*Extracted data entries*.
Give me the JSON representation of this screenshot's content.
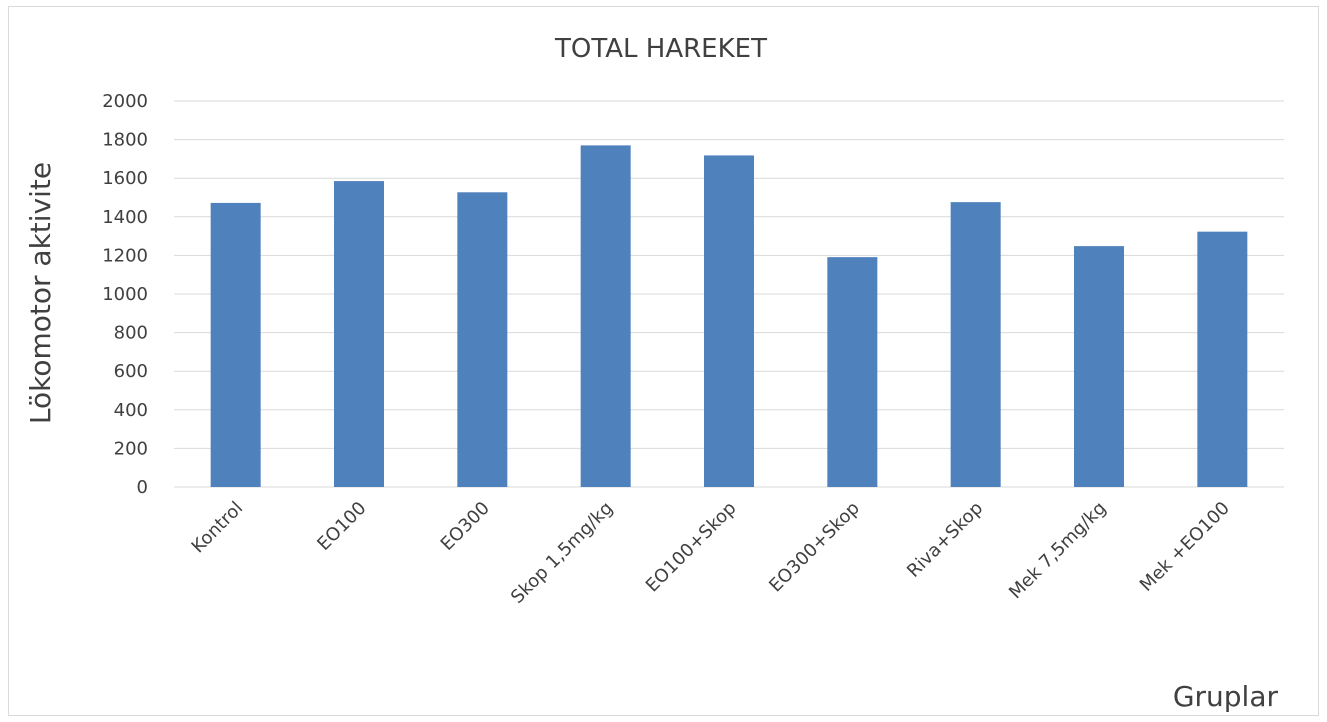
{
  "chart_data": {
    "type": "bar",
    "title": "TOTAL HAREKET",
    "xlabel": "Gruplar",
    "ylabel": "Lökomotor aktivite",
    "categories": [
      "Kontrol",
      "EO100",
      "EO300",
      "Skop 1,5mg/kg",
      "EO100+Skop",
      "EO300+Skop",
      "Riva+Skop",
      "Mek 7,5mg/kg",
      "Mek +EO100"
    ],
    "values": [
      1472,
      1585,
      1527,
      1770,
      1718,
      1191,
      1476,
      1248,
      1323
    ],
    "ylim": [
      0,
      2000
    ],
    "yticks": [
      "0",
      "200",
      "400",
      "600",
      "800",
      "1000",
      "1200",
      "1400",
      "1600",
      "1800",
      "2000"
    ],
    "grid": true,
    "legend": "none",
    "bar_color": "#4f81bd",
    "grid_color": "#d9d9d9"
  }
}
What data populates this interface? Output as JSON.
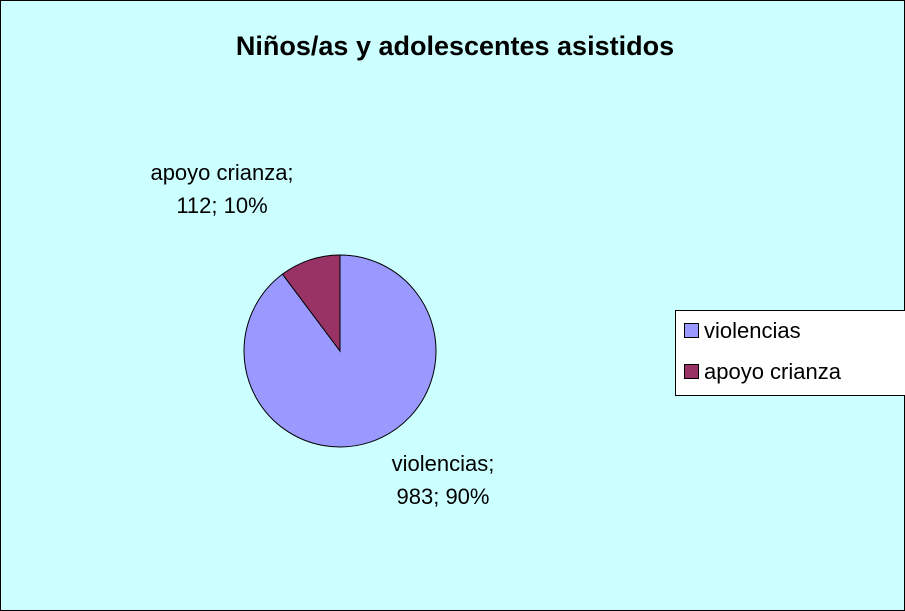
{
  "chart_data": {
    "type": "pie",
    "title": "Niños/as y adolescentes asistidos",
    "categories": [
      "violencias",
      "apoyo crianza"
    ],
    "values": [
      983,
      112
    ],
    "value_labels": [
      "violencias; 983; 90%",
      "apoyo crianza; 112; 10%"
    ],
    "colors": [
      "#9999ff",
      "#993366"
    ],
    "legend": "right"
  }
}
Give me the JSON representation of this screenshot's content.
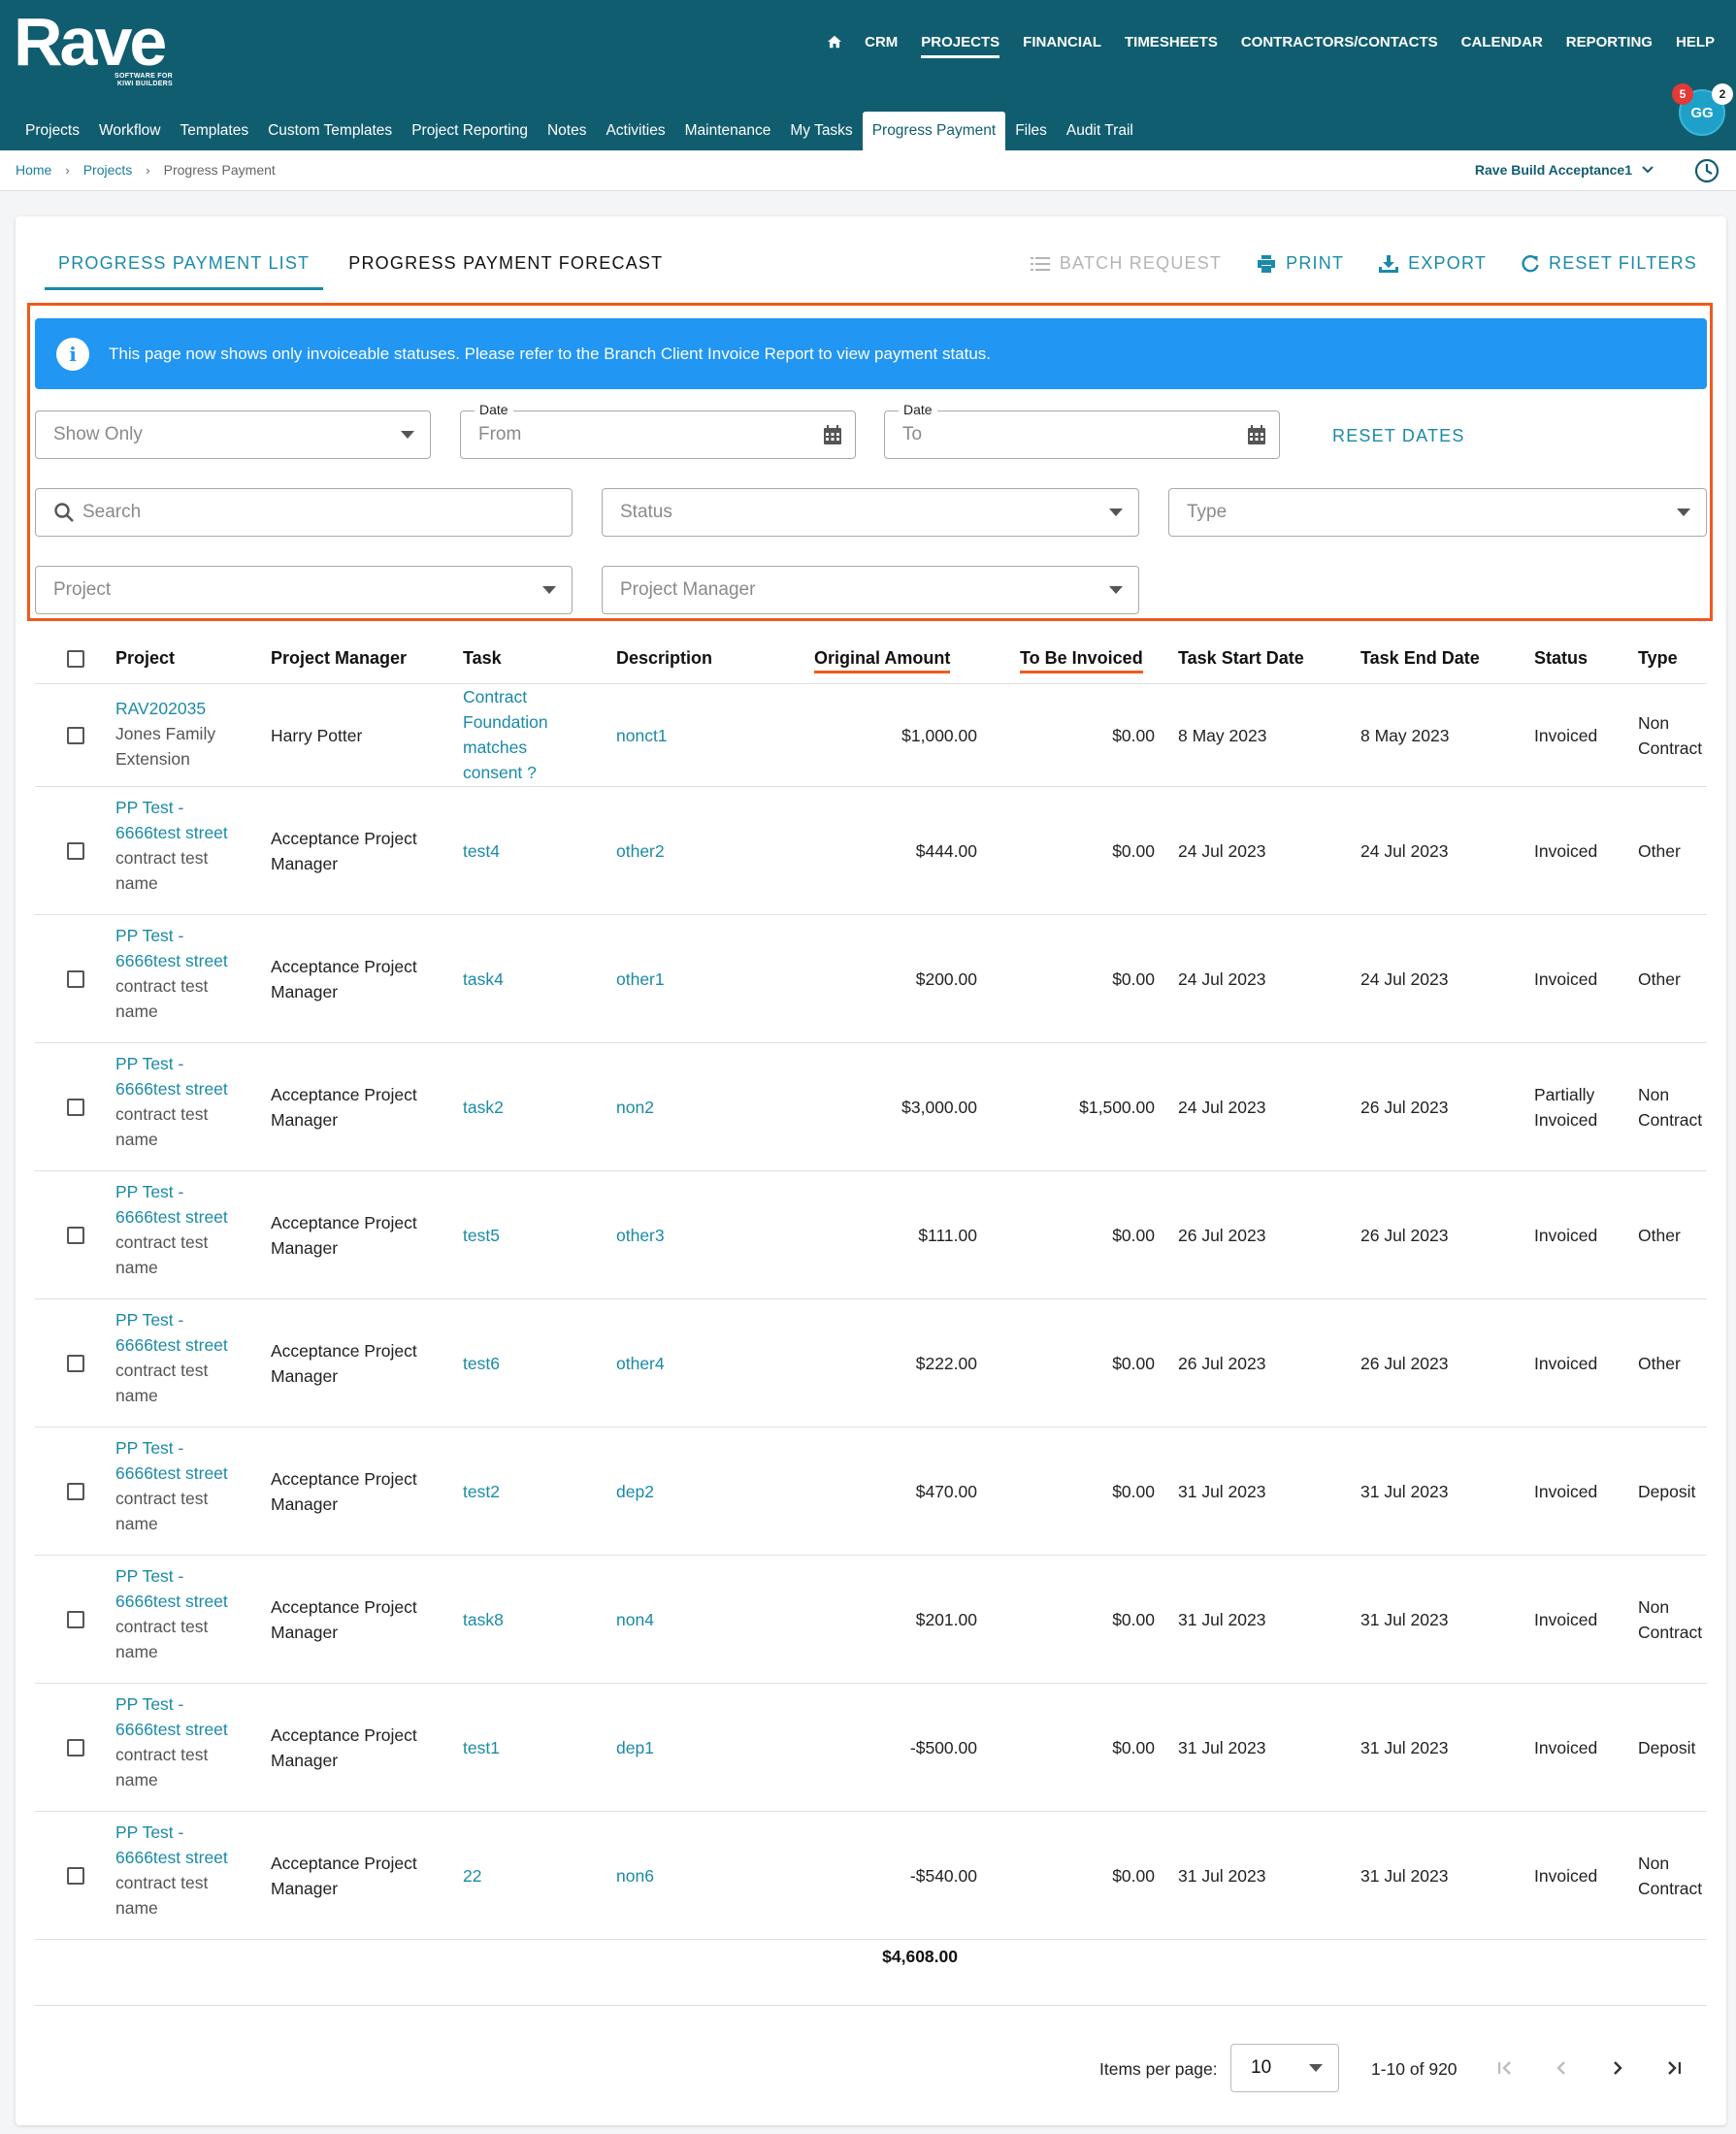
{
  "brand": {
    "name": "Rave",
    "tagline_line1": "SOFTWARE FOR",
    "tagline_line2": "KIWI BUILDERS"
  },
  "top_nav": [
    {
      "label": "CRM",
      "active": false
    },
    {
      "label": "PROJECTS",
      "active": true
    },
    {
      "label": "FINANCIAL",
      "active": false
    },
    {
      "label": "TIMESHEETS",
      "active": false
    },
    {
      "label": "CONTRACTORS/CONTACTS",
      "active": false
    },
    {
      "label": "CALENDAR",
      "active": false
    },
    {
      "label": "REPORTING",
      "active": false
    },
    {
      "label": "HELP",
      "active": false
    }
  ],
  "user": {
    "initials": "GG",
    "notifications": "5",
    "messages": "2"
  },
  "sub_nav": [
    {
      "label": "Projects"
    },
    {
      "label": "Workflow"
    },
    {
      "label": "Templates"
    },
    {
      "label": "Custom Templates"
    },
    {
      "label": "Project Reporting"
    },
    {
      "label": "Notes"
    },
    {
      "label": "Activities"
    },
    {
      "label": "Maintenance"
    },
    {
      "label": "My Tasks"
    },
    {
      "label": "Progress Payment",
      "active": true
    },
    {
      "label": "Files"
    },
    {
      "label": "Audit Trail"
    }
  ],
  "breadcrumb": {
    "home": "Home",
    "projects": "Projects",
    "current": "Progress Payment"
  },
  "branch": "Rave Build Acceptance1",
  "tabs": {
    "list": "PROGRESS PAYMENT LIST",
    "forecast": "PROGRESS PAYMENT FORECAST"
  },
  "actions": {
    "batch": "BATCH REQUEST",
    "print": "PRINT",
    "export": "EXPORT",
    "reset": "RESET FILTERS"
  },
  "info_message": "This page now shows only invoiceable statuses. Please refer to the Branch Client Invoice Report to view payment status.",
  "filters": {
    "show_only": "Show Only",
    "date_label": "Date",
    "from": "From",
    "to": "To",
    "reset_dates": "RESET DATES",
    "search": "Search",
    "status": "Status",
    "type": "Type",
    "project": "Project",
    "project_manager": "Project Manager"
  },
  "columns": {
    "project": "Project",
    "manager": "Project Manager",
    "task": "Task",
    "description": "Description",
    "original": "Original Amount",
    "to_invoice": "To Be Invoiced",
    "start": "Task Start Date",
    "end": "Task End Date",
    "status": "Status",
    "type": "Type"
  },
  "rows": [
    {
      "project_code": "RAV202035",
      "project_name": "Jones Family Extension",
      "manager": "Harry Potter",
      "task": "Contract Foundation matches consent ?",
      "description": "nonct1",
      "original": "$1,000.00",
      "to_invoice": "$0.00",
      "start": "8 May 2023",
      "end": "8 May 2023",
      "status": "Invoiced",
      "type": "Non Contract"
    },
    {
      "project_code": "PP Test - 6666test street",
      "project_name": "contract test name",
      "manager": "Acceptance Project Manager",
      "task": "test4",
      "description": "other2",
      "original": "$444.00",
      "to_invoice": "$0.00",
      "start": "24 Jul 2023",
      "end": "24 Jul 2023",
      "status": "Invoiced",
      "type": "Other"
    },
    {
      "project_code": "PP Test - 6666test street",
      "project_name": "contract test name",
      "manager": "Acceptance Project Manager",
      "task": "task4",
      "description": "other1",
      "original": "$200.00",
      "to_invoice": "$0.00",
      "start": "24 Jul 2023",
      "end": "24 Jul 2023",
      "status": "Invoiced",
      "type": "Other"
    },
    {
      "project_code": "PP Test - 6666test street",
      "project_name": "contract test name",
      "manager": "Acceptance Project Manager",
      "task": "task2",
      "description": "non2",
      "original": "$3,000.00",
      "to_invoice": "$1,500.00",
      "start": "24 Jul 2023",
      "end": "26 Jul 2023",
      "status": "Partially Invoiced",
      "type": "Non Contract"
    },
    {
      "project_code": "PP Test - 6666test street",
      "project_name": "contract test name",
      "manager": "Acceptance Project Manager",
      "task": "test5",
      "description": "other3",
      "original": "$111.00",
      "to_invoice": "$0.00",
      "start": "26 Jul 2023",
      "end": "26 Jul 2023",
      "status": "Invoiced",
      "type": "Other"
    },
    {
      "project_code": "PP Test - 6666test street",
      "project_name": "contract test name",
      "manager": "Acceptance Project Manager",
      "task": "test6",
      "description": "other4",
      "original": "$222.00",
      "to_invoice": "$0.00",
      "start": "26 Jul 2023",
      "end": "26 Jul 2023",
      "status": "Invoiced",
      "type": "Other"
    },
    {
      "project_code": "PP Test - 6666test street",
      "project_name": "contract test name",
      "manager": "Acceptance Project Manager",
      "task": "test2",
      "description": "dep2",
      "original": "$470.00",
      "to_invoice": "$0.00",
      "start": "31 Jul 2023",
      "end": "31 Jul 2023",
      "status": "Invoiced",
      "type": "Deposit"
    },
    {
      "project_code": "PP Test - 6666test street",
      "project_name": "contract test name",
      "manager": "Acceptance Project Manager",
      "task": "task8",
      "description": "non4",
      "original": "$201.00",
      "to_invoice": "$0.00",
      "start": "31 Jul 2023",
      "end": "31 Jul 2023",
      "status": "Invoiced",
      "type": "Non Contract"
    },
    {
      "project_code": "PP Test - 6666test street",
      "project_name": "contract test name",
      "manager": "Acceptance Project Manager",
      "task": "test1",
      "description": "dep1",
      "original": "-$500.00",
      "to_invoice": "$0.00",
      "start": "31 Jul 2023",
      "end": "31 Jul 2023",
      "status": "Invoiced",
      "type": "Deposit"
    },
    {
      "project_code": "PP Test - 6666test street",
      "project_name": "contract test name",
      "manager": "Acceptance Project Manager",
      "task": "22",
      "description": "non6",
      "original": "-$540.00",
      "to_invoice": "$0.00",
      "start": "31 Jul 2023",
      "end": "31 Jul 2023",
      "status": "Invoiced",
      "type": "Non Contract"
    }
  ],
  "total": "$4,608.00",
  "pagination": {
    "items_label": "Items per page:",
    "page_size": "10",
    "range": "1-10 of 920"
  },
  "colors": {
    "header": "#115d70",
    "accent": "#1a8aa8",
    "info": "#2196f3",
    "highlight": "#f05a1e"
  }
}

*YOUR INSTRUCTIONS*. Output each line exactly; omit every picture.

*EXPECTED OUTPUT*.
Give me the JSON representation of this screenshot's content.
{
  "chart_data": {
    "type": "bar",
    "title": "TOTAL HAREKET",
    "xlabel": "Gruplar",
    "ylabel": "Lökomotor aktivite",
    "categories": [
      "Kontrol",
      "EO100",
      "EO300",
      "Skop 1,5mg/kg",
      "EO100+Skop",
      "EO300+Skop",
      "Riva+Skop",
      "Mek 7,5mg/kg",
      "Mek +EO100"
    ],
    "values": [
      1472,
      1585,
      1527,
      1770,
      1718,
      1191,
      1476,
      1248,
      1323
    ],
    "ylim": [
      0,
      2000
    ],
    "yticks": [
      "0",
      "200",
      "400",
      "600",
      "800",
      "1000",
      "1200",
      "1400",
      "1600",
      "1800",
      "2000"
    ],
    "grid": true,
    "legend": "none",
    "bar_color": "#4f81bd",
    "grid_color": "#d9d9d9"
  }
}
What data populates this interface? Output as JSON.
{
  "chart_data": {
    "type": "pie",
    "title": "Niños/as y adolescentes asistidos",
    "categories": [
      "violencias",
      "apoyo crianza"
    ],
    "values": [
      983,
      112
    ],
    "value_labels": [
      "violencias; 983; 90%",
      "apoyo crianza; 112; 10%"
    ],
    "colors": [
      "#9999ff",
      "#993366"
    ],
    "legend": "right"
  }
}
Give me the JSON representation of this screenshot's content.
{
  "brand": {
    "name": "Rave",
    "tagline_line1": "SOFTWARE FOR",
    "tagline_line2": "KIWI BUILDERS"
  },
  "top_nav": [
    {
      "label": "CRM",
      "active": false
    },
    {
      "label": "PROJECTS",
      "active": true
    },
    {
      "label": "FINANCIAL",
      "active": false
    },
    {
      "label": "TIMESHEETS",
      "active": false
    },
    {
      "label": "CONTRACTORS/CONTACTS",
      "active": false
    },
    {
      "label": "CALENDAR",
      "active": false
    },
    {
      "label": "REPORTING",
      "active": false
    },
    {
      "label": "HELP",
      "active": false
    }
  ],
  "user": {
    "initials": "GG",
    "notifications": "5",
    "messages": "2"
  },
  "sub_nav": [
    {
      "label": "Projects"
    },
    {
      "label": "Workflow"
    },
    {
      "label": "Templates"
    },
    {
      "label": "Custom Templates"
    },
    {
      "label": "Project Reporting"
    },
    {
      "label": "Notes"
    },
    {
      "label": "Activities"
    },
    {
      "label": "Maintenance"
    },
    {
      "label": "My Tasks"
    },
    {
      "label": "Progress Payment",
      "active": true
    },
    {
      "label": "Files"
    },
    {
      "label": "Audit Trail"
    }
  ],
  "breadcrumb": {
    "home": "Home",
    "projects": "Projects",
    "current": "Progress Payment"
  },
  "branch": "Rave Build Acceptance1",
  "tabs": {
    "list": "PROGRESS PAYMENT LIST",
    "forecast": "PROGRESS PAYMENT FORECAST"
  },
  "actions": {
    "batch": "BATCH REQUEST",
    "print": "PRINT",
    "export": "EXPORT",
    "reset": "RESET FILTERS"
  },
  "info_message": "This page now shows only invoiceable statuses. Please refer to the Branch Client Invoice Report to view payment status.",
  "filters": {
    "show_only": "Show Only",
    "date_label": "Date",
    "from": "From",
    "to": "To",
    "reset_dates": "RESET DATES",
    "search": "Search",
    "status": "Status",
    "type": "Type",
    "project": "Project",
    "project_manager": "Project Manager"
  },
  "columns": {
    "project": "Project",
    "manager": "Project Manager",
    "task": "Task",
    "description": "Description",
    "original": "Original Amount",
    "to_invoice": "To Be Invoiced",
    "start": "Task Start Date",
    "end": "Task End Date",
    "status": "Status",
    "type": "Type"
  },
  "rows": [
    {
      "project_code": "RAV202035",
      "project_name": "Jones Family Extension",
      "manager": "Harry Potter",
      "task": "Contract Foundation matches consent ?",
      "description": "nonct1",
      "original": "$1,000.00",
      "to_invoice": "$0.00",
      "start": "8 May 2023",
      "end": "8 May 2023",
      "status": "Invoiced",
      "type": "Non Contract"
    },
    {
      "project_code": "PP Test - 6666test street",
      "project_name": "contract test name",
      "manager": "Acceptance Project Manager",
      "task": "test4",
      "description": "other2",
      "original": "$444.00",
      "to_invoice": "$0.00",
      "start": "24 Jul 2023",
      "end": "24 Jul 2023",
      "status": "Invoiced",
      "type": "Other"
    },
    {
      "project_code": "PP Test - 6666test street",
      "project_name": "contract test name",
      "manager": "Acceptance Project Manager",
      "task": "task4",
      "description": "other1",
      "original": "$200.00",
      "to_invoice": "$0.00",
      "start": "24 Jul 2023",
      "end": "24 Jul 2023",
      "status": "Invoiced",
      "type": "Other"
    },
    {
      "project_code": "PP Test - 6666test street",
      "project_name": "contract test name",
      "manager": "Acceptance Project Manager",
      "task": "task2",
      "description": "non2",
      "original": "$3,000.00",
      "to_invoice": "$1,500.00",
      "start": "24 Jul 2023",
      "end": "26 Jul 2023",
      "status": "Partially Invoiced",
      "type": "Non Contract"
    },
    {
      "project_code": "PP Test - 6666test street",
      "project_name": "contract test name",
      "manager": "Acceptance Project Manager",
      "task": "test5",
      "description": "other3",
      "original": "$111.00",
      "to_invoice": "$0.00",
      "start": "26 Jul 2023",
      "end": "26 Jul 2023",
      "status": "Invoiced",
      "type": "Other"
    },
    {
      "project_code": "PP Test - 6666test street",
      "project_name": "contract test name",
      "manager": "Acceptance Project Manager",
      "task": "test6",
      "description": "other4",
      "original": "$222.00",
      "to_invoice": "$0.00",
      "start": "26 Jul 2023",
      "end": "26 Jul 2023",
      "status": "Invoiced",
      "type": "Other"
    },
    {
      "project_code": "PP Test - 6666test street",
      "project_name": "contract test name",
      "manager": "Acceptance Project Manager",
      "task": "test2",
      "description": "dep2",
      "original": "$470.00",
      "to_invoice": "$0.00",
      "start": "31 Jul 2023",
      "end": "31 Jul 2023",
      "status": "Invoiced",
      "type": "Deposit"
    },
    {
      "project_code": "PP Test - 6666test street",
      "project_name": "contract test name",
      "manager": "Acceptance Project Manager",
      "task": "task8",
      "description": "non4",
      "original": "$201.00",
      "to_invoice": "$0.00",
      "start": "31 Jul 2023",
      "end": "31 Jul 2023",
      "status": "Invoiced",
      "type": "Non Contract"
    },
    {
      "project_code": "PP Test - 6666test street",
      "project_name": "contract test name",
      "manager": "Acceptance Project Manager",
      "task": "test1",
      "description": "dep1",
      "original": "-$500.00",
      "to_invoice": "$0.00",
      "start": "31 Jul 2023",
      "end": "31 Jul 2023",
      "status": "Invoiced",
      "type": "Deposit"
    },
    {
      "project_code": "PP Test - 6666test street",
      "project_name": "contract test name",
      "manager": "Acceptance Project Manager",
      "task": "22",
      "description": "non6",
      "original": "-$540.00",
      "to_invoice": "$0.00",
      "start": "31 Jul 2023",
      "end": "31 Jul 2023",
      "status": "Invoiced",
      "type": "Non Contract"
    }
  ],
  "total": "$4,608.00",
  "pagination": {
    "items_label": "Items per page:",
    "page_size": "10",
    "range": "1-10 of 920"
  },
  "colors": {
    "header": "#115d70",
    "accent": "#1a8aa8",
    "info": "#2196f3",
    "highlight": "#f05a1e"
  }
}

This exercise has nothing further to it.